* _RECORD EXCERPTS_:
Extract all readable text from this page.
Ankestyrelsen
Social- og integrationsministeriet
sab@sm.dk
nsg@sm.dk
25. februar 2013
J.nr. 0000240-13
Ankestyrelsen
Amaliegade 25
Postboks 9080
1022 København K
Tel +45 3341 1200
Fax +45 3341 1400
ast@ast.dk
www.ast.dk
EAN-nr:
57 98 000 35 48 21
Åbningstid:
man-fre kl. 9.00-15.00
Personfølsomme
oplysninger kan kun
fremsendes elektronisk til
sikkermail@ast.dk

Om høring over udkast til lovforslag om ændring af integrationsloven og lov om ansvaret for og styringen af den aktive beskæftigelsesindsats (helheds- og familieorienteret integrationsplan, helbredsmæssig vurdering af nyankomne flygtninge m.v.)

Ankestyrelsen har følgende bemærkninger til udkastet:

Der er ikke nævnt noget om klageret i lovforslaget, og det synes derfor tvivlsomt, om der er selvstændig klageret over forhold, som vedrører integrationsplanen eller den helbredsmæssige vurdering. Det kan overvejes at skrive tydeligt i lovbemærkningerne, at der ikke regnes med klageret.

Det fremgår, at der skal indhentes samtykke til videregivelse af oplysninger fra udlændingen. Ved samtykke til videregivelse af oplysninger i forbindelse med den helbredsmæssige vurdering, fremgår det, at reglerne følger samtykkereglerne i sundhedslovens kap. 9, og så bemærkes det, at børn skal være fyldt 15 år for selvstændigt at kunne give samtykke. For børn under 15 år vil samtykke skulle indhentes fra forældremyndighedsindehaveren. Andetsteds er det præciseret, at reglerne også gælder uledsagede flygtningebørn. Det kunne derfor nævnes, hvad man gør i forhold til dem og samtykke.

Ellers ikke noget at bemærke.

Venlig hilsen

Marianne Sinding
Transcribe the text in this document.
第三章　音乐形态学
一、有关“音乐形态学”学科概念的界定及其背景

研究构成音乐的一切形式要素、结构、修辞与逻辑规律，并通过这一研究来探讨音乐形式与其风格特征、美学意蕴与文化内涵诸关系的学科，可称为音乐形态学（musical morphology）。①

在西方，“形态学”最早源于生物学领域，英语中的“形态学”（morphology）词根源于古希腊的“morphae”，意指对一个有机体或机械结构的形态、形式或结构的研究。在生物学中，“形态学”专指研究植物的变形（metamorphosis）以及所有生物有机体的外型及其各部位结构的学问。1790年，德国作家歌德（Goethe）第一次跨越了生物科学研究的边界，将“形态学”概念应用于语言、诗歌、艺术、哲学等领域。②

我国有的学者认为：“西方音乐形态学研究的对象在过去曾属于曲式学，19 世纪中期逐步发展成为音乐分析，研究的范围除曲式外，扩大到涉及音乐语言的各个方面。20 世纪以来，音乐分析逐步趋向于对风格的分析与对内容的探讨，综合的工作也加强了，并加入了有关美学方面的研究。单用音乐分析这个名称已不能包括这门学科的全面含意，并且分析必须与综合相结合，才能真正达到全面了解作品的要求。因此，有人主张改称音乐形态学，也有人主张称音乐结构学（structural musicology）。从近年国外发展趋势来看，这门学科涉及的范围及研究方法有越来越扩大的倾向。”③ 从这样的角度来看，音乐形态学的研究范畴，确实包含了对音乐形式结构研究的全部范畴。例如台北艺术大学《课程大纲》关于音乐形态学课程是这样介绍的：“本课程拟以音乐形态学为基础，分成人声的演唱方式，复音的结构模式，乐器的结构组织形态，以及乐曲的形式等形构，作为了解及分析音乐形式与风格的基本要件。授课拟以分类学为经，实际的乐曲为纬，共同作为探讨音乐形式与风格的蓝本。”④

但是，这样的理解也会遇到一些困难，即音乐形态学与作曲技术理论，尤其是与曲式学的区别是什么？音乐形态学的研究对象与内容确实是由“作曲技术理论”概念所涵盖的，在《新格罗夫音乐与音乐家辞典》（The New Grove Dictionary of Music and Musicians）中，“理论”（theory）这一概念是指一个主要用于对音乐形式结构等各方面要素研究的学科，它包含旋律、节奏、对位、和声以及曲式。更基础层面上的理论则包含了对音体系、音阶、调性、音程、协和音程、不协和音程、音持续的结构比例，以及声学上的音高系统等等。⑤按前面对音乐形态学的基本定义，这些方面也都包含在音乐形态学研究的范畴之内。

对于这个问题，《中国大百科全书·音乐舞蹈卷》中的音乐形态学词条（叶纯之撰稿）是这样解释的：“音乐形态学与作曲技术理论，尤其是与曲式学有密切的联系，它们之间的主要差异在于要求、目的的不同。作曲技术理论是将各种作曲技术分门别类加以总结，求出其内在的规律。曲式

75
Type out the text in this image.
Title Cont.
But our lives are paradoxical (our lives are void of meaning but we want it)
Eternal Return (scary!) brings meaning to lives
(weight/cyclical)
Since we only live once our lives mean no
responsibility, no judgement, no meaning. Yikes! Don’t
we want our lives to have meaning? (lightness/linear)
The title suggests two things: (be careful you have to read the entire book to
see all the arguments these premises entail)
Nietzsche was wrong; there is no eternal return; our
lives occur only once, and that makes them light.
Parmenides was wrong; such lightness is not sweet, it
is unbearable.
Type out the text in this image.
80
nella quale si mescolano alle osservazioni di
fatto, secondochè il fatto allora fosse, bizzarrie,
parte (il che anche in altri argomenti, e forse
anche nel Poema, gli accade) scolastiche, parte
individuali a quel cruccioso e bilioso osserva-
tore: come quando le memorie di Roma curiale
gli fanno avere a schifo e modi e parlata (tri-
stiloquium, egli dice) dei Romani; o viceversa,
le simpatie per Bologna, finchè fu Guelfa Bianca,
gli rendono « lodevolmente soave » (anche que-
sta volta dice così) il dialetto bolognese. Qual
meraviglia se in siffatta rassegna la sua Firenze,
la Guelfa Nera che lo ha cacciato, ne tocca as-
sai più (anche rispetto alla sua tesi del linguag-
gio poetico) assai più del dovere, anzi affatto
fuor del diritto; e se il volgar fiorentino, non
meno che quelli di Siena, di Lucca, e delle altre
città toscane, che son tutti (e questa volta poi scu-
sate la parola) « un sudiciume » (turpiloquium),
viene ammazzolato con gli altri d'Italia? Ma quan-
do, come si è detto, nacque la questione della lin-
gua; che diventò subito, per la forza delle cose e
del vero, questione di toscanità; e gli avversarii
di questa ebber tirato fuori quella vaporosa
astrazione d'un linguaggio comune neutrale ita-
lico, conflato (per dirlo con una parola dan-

* _WRITTEN EXERCISE_: Write the entries again, exactly as they stand.

* _FINISHED EXERCISE_:
Extract all readable text from this page.
Ankestyrelsen
Social- og integrationsministeriet
sab@sm.dk
nsg@sm.dk
25. februar 2013
J.nr. 0000240-13
Ankestyrelsen
Amaliegade 25
Postboks 9080
1022 København K
Tel +45 3341 1200
Fax +45 3341 1400
ast@ast.dk
www.ast.dk
EAN-nr:
57 98 000 35 48 21
Åbningstid:
man-fre kl. 9.00-15.00
Personfølsomme
oplysninger kan kun
fremsendes elektronisk til
sikkermail@ast.dk

Om høring over udkast til lovforslag om ændring af integrationsloven og lov om ansvaret for og styringen af den aktive beskæftigelsesindsats (helheds- og familieorienteret integrationsplan, helbredsmæssig vurdering af nyankomne flygtninge m.v.)

Ankestyrelsen har følgende bemærkninger til udkastet:

Der er ikke nævnt noget om klageret i lovforslaget, og det synes derfor tvivlsomt, om der er selvstændig klageret over forhold, som vedrører integrationsplanen eller den helbredsmæssige vurdering. Det kan overvejes at skrive tydeligt i lovbemærkningerne, at der ikke regnes med klageret.

Det fremgår, at der skal indhentes samtykke til videregivelse af oplysninger fra udlændingen. Ved samtykke til videregivelse af oplysninger i forbindelse med den helbredsmæssige vurdering, fremgår det, at reglerne følger samtykkereglerne i sundhedslovens kap. 9, og så bemærkes det, at børn skal være fyldt 15 år for selvstændigt at kunne give samtykke. For børn under 15 år vil samtykke skulle indhentes fra forældremyndighedsindehaveren. Andetsteds er det præciseret, at reglerne også gælder uledsagede flygtningebørn. Det kunne derfor nævnes, hvad man gør i forhold til dem og samtykke.

Ellers ikke noget at bemærke.

Venlig hilsen

Marianne Sinding
Transcribe the text in this document.
第三章　音乐形态学
一、有关“音乐形态学”学科概念的界定及其背景

研究构成音乐的一切形式要素、结构、修辞与逻辑规律，并通过这一研究来探讨音乐形式与其风格特征、美学意蕴与文化内涵诸关系的学科，可称为音乐形态学（musical morphology）。①

在西方，“形态学”最早源于生物学领域，英语中的“形态学”（morphology）词根源于古希腊的“morphae”，意指对一个有机体或机械结构的形态、形式或结构的研究。在生物学中，“形态学”专指研究植物的变形（metamorphosis）以及所有生物有机体的外型及其各部位结构的学问。1790年，德国作家歌德（Goethe）第一次跨越了生物科学研究的边界，将“形态学”概念应用于语言、诗歌、艺术、哲学等领域。②

我国有的学者认为：“西方音乐形态学研究的对象在过去曾属于曲式学，19 世纪中期逐步发展成为音乐分析，研究的范围除曲式外，扩大到涉及音乐语言的各个方面。20 世纪以来，音乐分析逐步趋向于对风格的分析与对内容的探讨，综合的工作也加强了，并加入了有关美学方面的研究。单用音乐分析这个名称已不能包括这门学科的全面含意，并且分析必须与综合相结合，才能真正达到全面了解作品的要求。因此，有人主张改称音乐形态学，也有人主张称音乐结构学（structural musicology）。从近年国外发展趋势来看，这门学科涉及的范围及研究方法有越来越扩大的倾向。”③ 从这样的角度来看，音乐形态学的研究范畴，确实包含了对音乐形式结构研究的全部范畴。例如台北艺术大学《课程大纲》关于音乐形态学课程是这样介绍的：“本课程拟以音乐形态学为基础，分成人声的演唱方式，复音的结构模式，乐器的结构组织形态，以及乐曲的形式等形构，作为了解及分析音乐形式与风格的基本要件。授课拟以分类学为经，实际的乐曲为纬，共同作为探讨音乐形式与风格的蓝本。”④

但是，这样的理解也会遇到一些困难，即音乐形态学与作曲技术理论，尤其是与曲式学的区别是什么？音乐形态学的研究对象与内容确实是由“作曲技术理论”概念所涵盖的，在《新格罗夫音乐与音乐家辞典》（The New Grove Dictionary of Music and Musicians）中，“理论”（theory）这一概念是指一个主要用于对音乐形式结构等各方面要素研究的学科，它包含旋律、节奏、对位、和声以及曲式。更基础层面上的理论则包含了对音体系、音阶、调性、音程、协和音程、不协和音程、音持续的结构比例，以及声学上的音高系统等等。⑤按前面对音乐形态学的基本定义，这些方面也都包含在音乐形态学研究的范畴之内。

对于这个问题，《中国大百科全书·音乐舞蹈卷》中的音乐形态学词条（叶纯之撰稿）是这样解释的：“音乐形态学与作曲技术理论，尤其是与曲式学有密切的联系，它们之间的主要差异在于要求、目的的不同。作曲技术理论是将各种作曲技术分门别类加以总结，求出其内在的规律。曲式

75
Type out the text in this image.
Title Cont.
But our lives are paradoxical (our lives are void of meaning but we want it)
Eternal Return (scary!) brings meaning to lives
(weight/cyclical)
Since we only live once our lives mean no
responsibility, no judgement, no meaning. Yikes! Don’t
we want our lives to have meaning? (lightness/linear)
The title suggests two things: (be careful you have to read the entire book to
see all the arguments these premises entail)
Nietzsche was wrong; there is no eternal return; our
lives occur only once, and that makes them light.
Parmenides was wrong; such lightness is not sweet, it
is unbearable.
Type out the text in this image.
80
nella quale si mescolano alle osservazioni di
fatto, secondochè il fatto allora fosse, bizzarrie,
parte (il che anche in altri argomenti, e forse
anche nel Poema, gli accade) scolastiche, parte
individuali a quel cruccioso e bilioso osserva-
tore: come quando le memorie di Roma curiale
gli fanno avere a schifo e modi e parlata (tri-
stiloquium, egli dice) dei Romani; o viceversa,
le simpatie per Bologna, finchè fu Guelfa Bianca,
gli rendono « lodevolmente soave » (anche que-
sta volta dice così) il dialetto bolognese. Qual
meraviglia se in siffatta rassegna la sua Firenze,
la Guelfa Nera che lo ha cacciato, ne tocca as-
sai più (anche rispetto alla sua tesi del linguag-
gio poetico) assai più del dovere, anzi affatto
fuor del diritto; e se il volgar fiorentino, non
meno che quelli di Siena, di Lucca, e delle altre
città toscane, che son tutti (e questa volta poi scu-
sate la parola) « un sudiciume » (turpiloquium),
viene ammazzolato con gli altri d'Italia? Ma quan-
do, come si è detto, nacque la questione della lin-
gua; che diventò subito, per la forza delle cose e
del vero, questione di toscanità; e gli avversarii
di questa ebber tirato fuori quella vaporosa
astrazione d'un linguaggio comune neutrale ita-
lico, conflato (per dirlo con una parola dan-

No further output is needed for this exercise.